* [Task brief] Gather every line that includes the word "have", please.

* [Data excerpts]
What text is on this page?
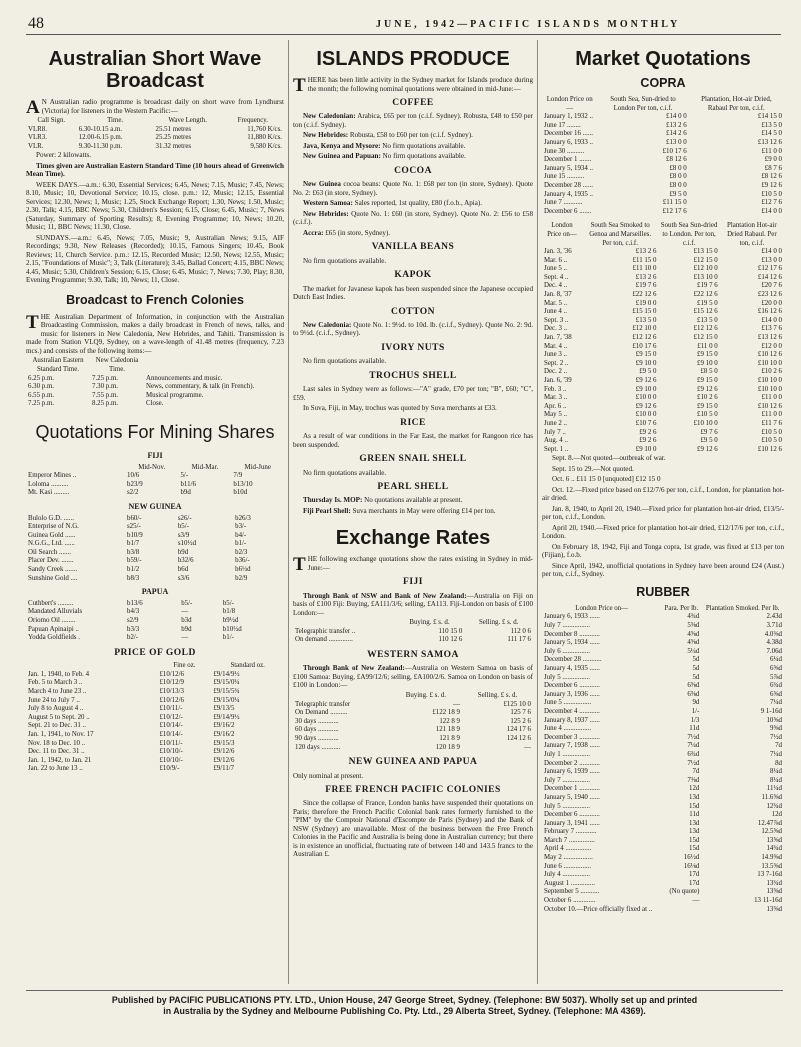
48	JUNE, 1942—PACIFIC ISLANDS MONTHLY
Australian Short Wave Broadcast

AN Australian radio programme is broadcast daily on short wave from Lyndhurst (Victoria) for listeners in the Western Pacific:—

Call Sign.	Time.	Wave Length.	Frequency.
VLR8.	6.30-10.15 a.m.	25.51 metres	11,760 K/cs.
VLR3.	12.00-6.15 p.m.	25.25 metres	11,880 K/cs.
VLR.	9.30-11.30 p.m.	31.32 metres	9,580 K/cs.

Power: 2 kilowatts.

Times given are Australian Eastern Standard Time (10 hours ahead of Greenwich Mean Time).

WEEK DAYS.—a.m.: 6.30, Essential Services; 6.45, News; 7.15, Music; 7.45, News; 8.10, Music; 10, Devotional Service; 10.15, close. p.m.: 12, Music; 12.15, Essential Services; 12.30, News; 1, Music; 1.25, Stock Exchange Report; 1.30, News; 1.50, Music; 2.30, Talk; 4.15, BBC News; 5.30, Children's Session; 6.15, Close; 6.45, Music; 7, News (Saturday, Summary of Sporting Results); 8, Evening Programme; 10, News; 10.20, Music; 11, BBC News; 11.30, Close.

SUNDAYS.—a.m.: 6.45, News; 7.05, Music; 9, Australian News; 9.15, AIF Recordings; 9.30, New Releases (Recorded); 10.15, Famous Singers; 10.45, Book Reviews; 11, Church Service. p.m.: 12.15, Recorded Music; 12.50, News; 12.55, Music; 2.15, "Foundations of Music"; 3, Talk (Literature); 3.45, Ballad Concert; 4.15, BBC News; 4.45, Music; 5.30, Children's Session; 6.15, Close; 6.45, Music; 7, News; 7.30, Play; 8.30, Evening Programme; 9.30, Talk; 10, News; 11, Close.

Broadcast to French Colonies

THE Australian Department of Information, in conjunction with the Australian Broadcasting Commission, makes a daily broadcast in French of news, talks, and music for listeners in New Caledonia, New Hebrides, and Tahiti. Transmission is made from Station VLQ9, Sydney, on a wave-length of 41.48 metres (frequency, 7.23 mcs.) and consists of the following items:—

Australian Eastern Standard Time.	New Caledonia Time.	
6.25 p.m.	7.25 p.m.	Announcements and music.
6.30 p.m.	7.30 p.m.	News, commentary, & talk (in French).
6.55 p.m.	7.55 p.m.	Musical programme.
7.25 p.m.	8.25 p.m.	Close.
Quotations For Mining Shares
FIJI
	Mid-Nov.	Mid-Mar.	Mid-June
Emperor Mines ..	10/6	5/-	7/9
Loloma ..........	b23/9	b11/6	b13/10
Mt. Kasi .........	s2/2	b9d	b10d
NEW GUINEA
Bulolo G.D. ......	b60/-	s26/-	b26/3
Enterprise of N.G.	s25/-	b5/-	b3/-
Guinea Gold ......	b10/9	s3/9	b4/-
N.G.G., Ltd. ......	b1/7	s10½d	b1/-
Oil Search .......	b3/8	b9d	b2/3
Placer Dev. .......	b59/-	b32/6	b36/-
Sandy Creek .......	b1/2	b6d	b6½d
Sunshine Gold ....	b8/3	s3/6	b2/9
PAPUA
Cuthbert's .........	b13/6	b5/-	b5/-
Mandated Alluvials	b4/3	—	b1/8
Oriomo Oil ........	s2/9	b3d	b9½d
Papuan Apinaipi ..	b3/3	b9d	b10½d
Yodda Goldfields .	b2/-	—	b1/-
PRICE OF GOLD
	Fine oz.	Standard oz.
Jan. 1, 1940, to Feb. 4	£10/12/6	£9/14/9½
Feb. 5 to March 3 ..	£10/12/9	£9/15/0¼
March 4 to June 23 ..	£10/13/3	£9/15/5¾
June 24 to July 7 ..	£10/12/6	£9/15/0¼
July 8 to August 4 ..	£10/11/-	£9/13/5
August 5 to Sept. 20 ..	£10/12/-	£9/14/9½
Sept. 21 to Dec. 31 ..	£10/14/-	£9/16/2
Jan. 1, 1941, to Nov. 17	£10/14/-	£9/16/2
Nov. 18 to Dec. 10 ..	£10/11/-	£9/15/3
Dec. 11 to Dec. 31 ..	£10/10/-	£9/12/6
Jan. 1, 1942, to Jan. 21	£10/10/-	£9/12/6
Jan. 22 to June 13 ..	£10/9/-	£9/11/7
ISLANDS PRODUCE

THERE has been little activity in the Sydney market for Islands produce during the month; the following nominal quotations were obtained in mid-June:—

COFFEE

New Caledonian: Arabica, £65 per ton (c.i.f. Sydney). Robusta, £48 to £50 per ton (c.i.f. Sydney).

New Hebrides: Robusta, £58 to £60 per ton (c.i.f. Sydney).

Java, Kenya and Mysore: No firm quotations available.

New Guinea and Papuan: No firm quotations available.

COCOA

New Guinea cocoa beans: Quote No. 1: £68 per ton (in store, Sydney). Quote No. 2: £63 (in store, Sydney).

Western Samoa: Sales reported, 1st quality, £80 (f.o.b., Apia).

New Hebrides: Quote No. 1: £60 (in store, Sydney). Quote No. 2: £56 to £58 (c.i.f.).

Accra: £65 (in store, Sydney).

VANILLA BEANS

No firm quotations available.

KAPOK

The market for Javanese kapok has been suspended since the Japanese occupied Dutch East Indies.

COTTON

New Caledonia: Quote No. 1: 9½d. to 10d. lb. (c.i.f., Sydney). Quote No. 2: 9d. to 9½d. (c.i.f., Sydney).

IVORY NUTS

No firm quotations available.

TROCHUS SHELL

Last sales in Sydney were as follows:—"A" grade, £70 per ton; "B", £60; "C", £59.

In Suva, Fiji, in May, trochus was quoted by Suva merchants at £33.

RICE

As a result of war conditions in the Far East, the market for Rangoon rice has been suspended.

GREEN SNAIL SHELL

No firm quotations available.

PEARL SHELL

Thursday Is. MOP: No quotations available at present.

Fiji Pearl Shell: Suva merchants in May were offering £14 per ton.

Exchange Rates

THE following exchange quotations show the rates existing in Sydney in mid-June:—

FIJI

Through Bank of NSW and Bank of New Zealand:—Australia on Fiji on basis of £100 Fiji: Buying, £A111/3/6; selling, £A113. Fiji-London on basis of £100 London:—

	Buying. £ s. d.	Selling. £ s. d.
Telegraphic transfer ..	110 15 0	112 0 6
On demand ..............	110 12 6	111 17 6
WESTERN SAMOA

Through Bank of New Zealand:—Australia on Western Samoa on basis of £100 Samoa: Buying, £A99/12/6; selling, £A100/2/6. Samoa on London on basis of £100 in London:—

	Buying. £ s. d.	Selling. £ s. d.
Telegraphic transfer	—	£125 10 0
On Demand ..........	£122 18 9	125 7 6
30 days ............	122 8 9	125 2 6
60 days ............	121 18 9	124 17 6
90 days ............	121 8 9	124 12 6
120 days ...........	120 18 9	—
NEW GUINEA AND PAPUA

Only nominal at present.

FREE FRENCH PACIFIC COLONIES

Since the collapse of France, London banks have suspended their quotations on Paris; therefore the French Pacific Colonial bank rates formerly furnished to the "PIM" by the Comptoir National d'Escompte de Paris (Sydney) and the Bank of NSW (Sydney) are unavailable. Most of the business between the Free French Colonies in the Pacific and Australia is being done in Australian currency; but there is in existence an unofficial, fluctuating rate of between 140 and 143.5 francs to the Australian £.

Market Quotations
COPRA
London Price on—	South Sea, Sun-dried to London Per ton, c.i.f.	Plantation, Hot-air Dried, Rabaul Per ton, c.i.f.
January 1, 1932 ..	£14 0 0	£14 15 0
June 17 ........	£13 2 6	£13 5 0
December 16 ......	£14 2 6	£14 5 0
January 6, 1933 ..	£13 0 0	£13 12 6
June 30 ..........	£10 17 6	£11 0 0
December 1 .......	£8 12 6	£9 0 0
January 5, 1934 ..	£8 0 0	£8 7 6
June 15 ..........	£8 0 0	£8 12 6
December 28 ......	£8 0 0	£9 12 6
January 4, 1935 ..	£9 5 0	£10 5 0
June 7 ...........	£11 15 0	£12 7 6
December 6 .......	£12 17 6	£14 0 0
London Price on—	South Sea Smoked to Genoa and Marseilles. Per ton, c.i.f.	South Sea Sun-dried to London. Per ton, c.i.f.	Plantation Hot-air Dried Rabaul. Per ton, c.i.f.
Jan. 3, '36	£13 2 6	£13 15 0	£14 0 0
Mar. 6 ..	£11 15 0	£12 15 0	£13 0 0
June 5 ..	£11 10 0	£12 10 0	£12 17 6
Sept. 4 ..	£13 2 6	£13 10 0	£14 12 6
Dec. 4 ..	£19 7 6	£19 7 6	£20 7 6
Jan. 8, '37	£22 12 6	£22 12 6	£23 12 6
Mar. 5 ..	£19 0 0	£19 5 0	£20 0 0
June 4 ..	£15 15 0	£15 12 6	£16 12 6
Sept. 3 ..	£13 5 0	£13 5 0	£14 0 0
Dec. 3 ..	£12 10 0	£12 12 6	£13 7 6
Jan. 7, '38	£12 12 6	£12 15 0	£13 12 6
Mar. 4 ..	£10 17 6	£11 0 0	£12 0 0
June 3 ..	£9 15 0	£9 15 0	£10 12 6
Sept. 2 ..	£9 10 0	£9 10 0	£10 10 0
Dec. 2 ..	£9 5 0	£8 5 0	£10 2 6
Jan. 6, '39	£9 12 6	£9 15 0	£10 10 0
Feb. 3 ..	£9 10 0	£9 12 6	£10 10 0
Mar. 3 ..	£10 0 0	£10 2 6	£11 0 0
Apr. 6 ..	£9 12 6	£9 15 0	£10 12 6
May 5 ..	£10 0 0	£10 5 0	£11 0 0
June 2 ..	£10 7 6	£10 10 0	£11 7 6
July 7 ..	£9 2 6	£9 7 6	£10 5 0
Aug. 4 ..	£9 2 6	£9 5 0	£10 5 0
Sept. 1 ..	£9 10 0	£9 12 6	£10 12 6

Sept. 8.—Not quoted—outbreak of war.

Sept. 15 to 29.—Not quoted.

Oct. 6 .. £11 15 0 [unquoted] £12 15 0

Oct. 12.—Fixed price based on £12/7/6 per ton, c.i.f., London, for plantation hot-air dried.

Jan. 8, 1940, to April 20, 1940.—Fixed price for plantation hot-air dried, £13/5/- per ton, c.i.f., London.

April 20, 1940.—Fixed price for plantation hot-air dried, £12/17/6 per ton, c.i.f., London.

On February 18, 1942, Fiji and Tonga copra, 1st grade, was fixed at £13 per ton (Fijian), f.o.b.

Since April, 1942, unofficial quotations in Sydney have been around £24 (Aust.) per ton, c.i.f., Sydney.

RUBBER
London Price on—	Para. Per lb.	Plantation Smoked. Per lb.
January 6, 1933 ......	4¾d	2.43d
July 7 ................	5⅝d	3.71d
December 8 ............	4⅝d	4.0⅜d
January 5, 1934 ......	4⅝d	4.38d
July 6 ................	5¼d	7.06d
December 28 ...........	5d	6¼d
January 4, 1935 ......	5d	6⅝d
July 5 ................	5d	5⅞d
December 6 ............	6⅝d	6¾d
January 3, 1936 ......	6⅝d	6⅝d
June 5 ................	9d	7¼d
December 4 ............	1/-	9 1-16d
January 8, 1937 ......	1/3	10⅝d
June 4 ................	11d	9⅝d
December 3 ............	7½d	7½d
January 7, 1938 ......	7¼d	7d
July 1 ................	6¾d	7¼d
December 2 ............	7½d	8d
January 6, 1939 ......	7d	8¼d
July 7 ................	7⅜d	8¼d
December 1 ............	12d	11¼d
January 5, 1940 ......	13d	11.6⅝d
July 5 ................	15d	12¾d
December 6 ............	11d	12d
January 3, 1941 ......	13d	12.47⅞d
February 7 ............	13d	12.5⅝d
March 7 ...............	15d	13⅝d
April 4 ...............	15d	14¾d
May 2 .................	16½d	14.9⅝d
June 6 ................	16⅛d	13.5⅝d
July 4 ................	17d	13 7-16d
August 1 ..............	17d	13¾d
September 5 ...........	(No quote)	13⅝d
October 6 .............	—	13 11-16d
October 10.—Price officially fixed at ..		13⅝d
Published by PACIFIC PUBLICATIONS PTY. LTD., Union House, 247 George Street, Sydney. (Telephone: BW 5037). Wholly set up and printed
in Australia by the Sydney and Melbourne Publishing Co. Pty. Ltd., 29 Alberta Street, Sydney. (Telephone: MA 4369).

* [Written solution]
Since the collapse of France, London banks have suspended their quotations on Paris; therefore the French Pacific Colonial bank rates formerly furnished to the "PIM" by the Comptoir National d'Escompte de Paris (Sydney) and the Bank of NSW (Sydney) are unavailable. Most of the business between the Free French Colonies in the Pacific and Australia is being done in Australian currency; but there is in existence an unofficial, fluctuating rate of between 140 and 143.5 francs to the Australian £.
Since April, 1942, unofficial quotations in Sydney have been around £24 (Aust.) per ton, c.i.f., Sydney.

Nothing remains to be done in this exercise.